WORK TO DO: From the entries below, gather each line containing the word "อยบาทถ".

⟨

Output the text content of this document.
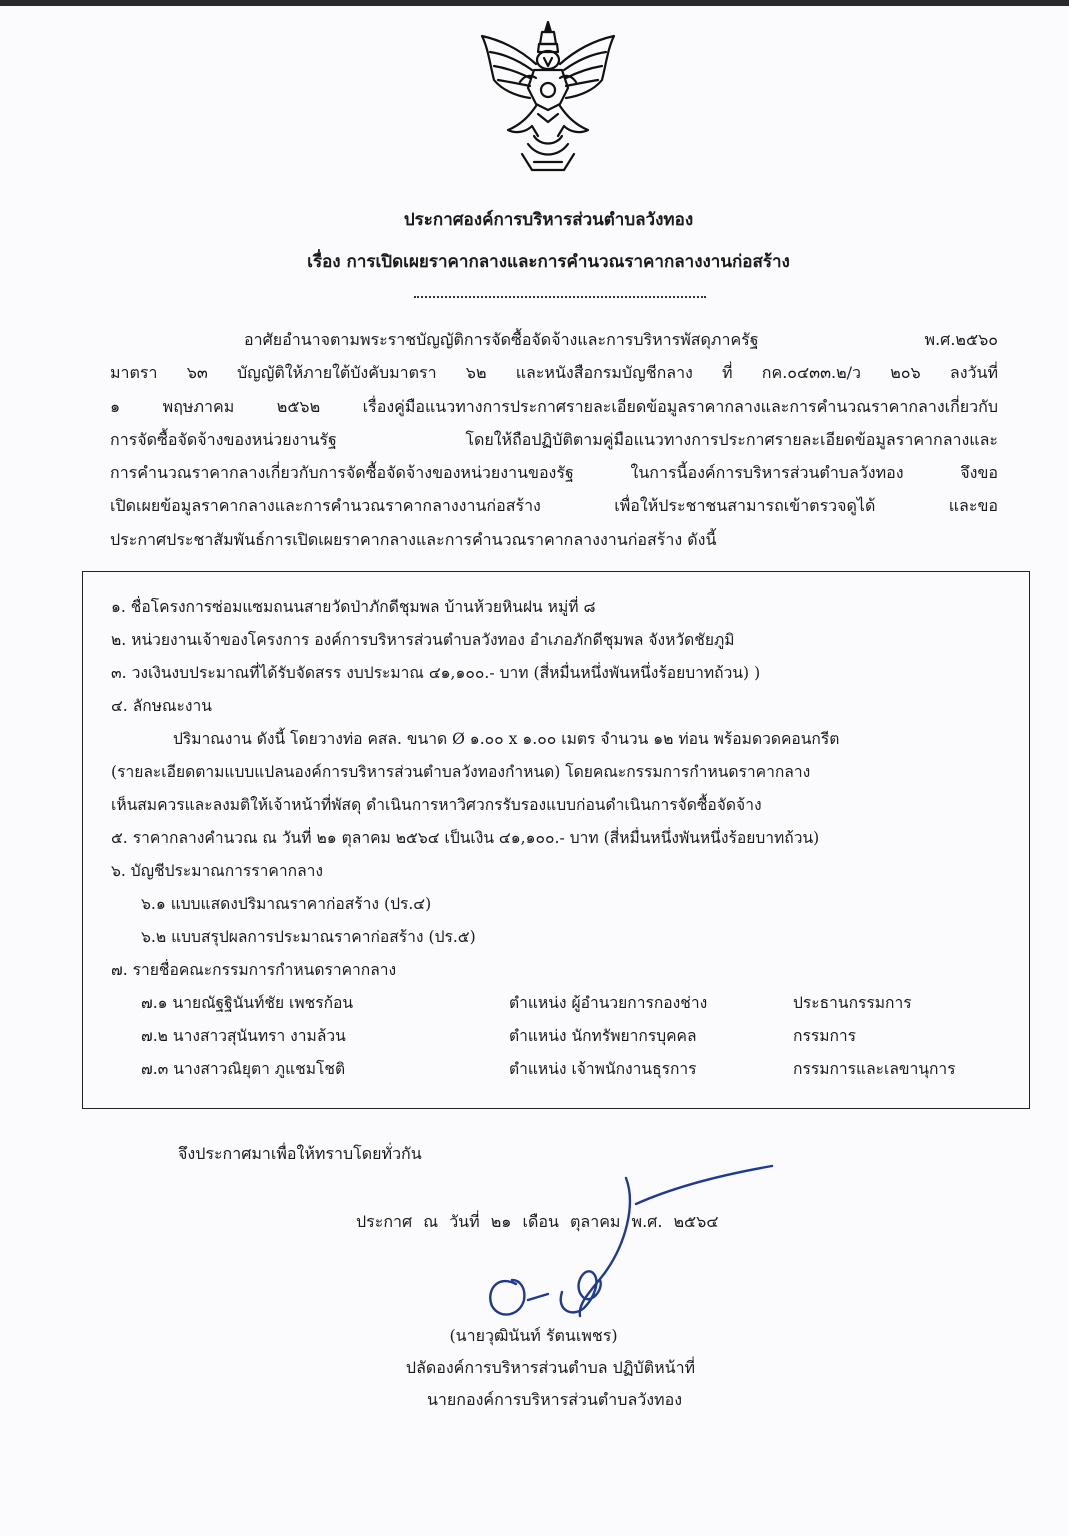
ประกาศองค์การบริหารส่วนตำบลวังทอง
เรื่อง การเปิดเผยราคากลางและการคำนวณราคากลางงานก่อสร้าง
อาศัยอำนาจตามพระราชบัญญัติการจัดซื้อจัดจ้างและการบริหารพัสดุภาครัฐ พ.ศ.๒๕๖๐
มาตรา ๖๓ บัญญัติให้ภายใต้บังคับมาตรา ๖๒ และหนังสือกรมบัญชีกลาง ที่ กค.๐๔๓๓.๒/ว ๒๐๖ ลงวันที่
๑ พฤษภาคม ๒๕๖๒ เรื่องคู่มือแนวทางการประกาศรายละเอียดข้อมูลราคากลางและการคำนวณราคากลางเกี่ยวกับ
การจัดซื้อจัดจ้างของหน่วยงานรัฐ โดยให้ถือปฏิบัติตามคู่มือแนวทางการประกาศรายละเอียดข้อมูลราคากลางและ
การคำนวณราคากลางเกี่ยวกับการจัดซื้อจัดจ้างของหน่วยงานของรัฐ ในการนี้องค์การบริหารส่วนตำบลวังทอง จึงขอ
เปิดเผยข้อมูลราคากลางและการคำนวณราคากลางงานก่อสร้าง เพื่อให้ประชาชนสามารถเข้าตรวจดูได้ และขอ
ประกาศประชาสัมพันธ์การเปิดเผยราคากลางและการคำนวณราคากลางงานก่อสร้าง ดังนี้
๑. ชื่อโครงการซ่อมแซมถนนสายวัดป่าภักดีชุมพล บ้านห้วยหินฝน หมู่ที่ ๘
๒. หน่วยงานเจ้าของโครงการ องค์การบริหารส่วนตำบลวังทอง อำเภอภักดีชุมพล จังหวัดชัยภูมิ
๓. วงเงินงบประมาณที่ได้รับจัดสรร งบประมาณ ๔๑,๑๐๐.- บาท (สี่หมื่นหนึ่งพันหนึ่งร้อยบาทถ้วน) )
๔. ลักษณะงาน
ปริมาณงาน ดังนี้ โดยวางท่อ คสล. ขนาด Ø ๑.๐๐ x ๑.๐๐ เมตร จำนวน ๑๒ ท่อน พร้อมดวดคอนกรีต
(รายละเอียดตามแบบแปลนองค์การบริหารส่วนตำบลวังทองกำหนด) โดยคณะกรรมการกำหนดราคากลาง
เห็นสมควรและลงมติให้เจ้าหน้าที่พัสดุ ดำเนินการหาวิศวกรรับรองแบบก่อนดำเนินการจัดซื้อจัดจ้าง
๕. ราคากลางคำนวณ ณ วันที่ ๒๑ ตุลาคม ๒๕๖๔ เป็นเงิน ๔๑,๑๐๐.- บาท (สี่หมื่นหนึ่งพันหนึ่งร้อยบาทถ้วน)
๖. บัญชีประมาณการราคากลาง
๖.๑ แบบแสดงปริมาณราคาก่อสร้าง (ปร.๔)
๖.๒ แบบสรุปผลการประมาณราคาก่อสร้าง (ปร.๕)
๗. รายชื่อคณะกรรมการกำหนดราคากลาง
๗.๑ นายณัฐฐินันท์ชัย เพชรก้อน	ตำแหน่ง ผู้อำนวยการกองช่าง	ประธานกรรมการ
๗.๒ นางสาวสุนันทรา งามล้วน	ตำแหน่ง นักทรัพยากรบุคคล	กรรมการ
๗.๓ นางสาวณิยุตา ภูแชมโชติ	ตำแหน่ง เจ้าพนักงานธุรการ	กรรมการและเลขานุการ
จึงประกาศมาเพื่อให้ทราบโดยทั่วกัน
ประกาศ ณ วันที่ ๒๑ เดือน ตุลาคม พ.ศ. ๒๕๖๔
(นายวุฒินันท์ รัตนเพชร)
ปลัดองค์การบริหารส่วนตำบล ปฏิบัติหน้าที่
นายกองค์การบริหารส่วนตำบลวังทอง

⟩

RESULT BELOW:
๓. วงเงินงบประมาณที่ได้รับจัดสรร งบประมาณ ๔๑,๑๐๐.- บาท (สี่หมื่นหนึ่งพันหนึ่งร้อยบาทถ้วน) )
๕. ราคากลางคำนวณ ณ วันที่ ๒๑ ตุลาคม ๒๕๖๔ เป็นเงิน ๔๑,๑๐๐.- บาท (สี่หมื่นหนึ่งพันหนึ่งร้อยบาทถ้วน)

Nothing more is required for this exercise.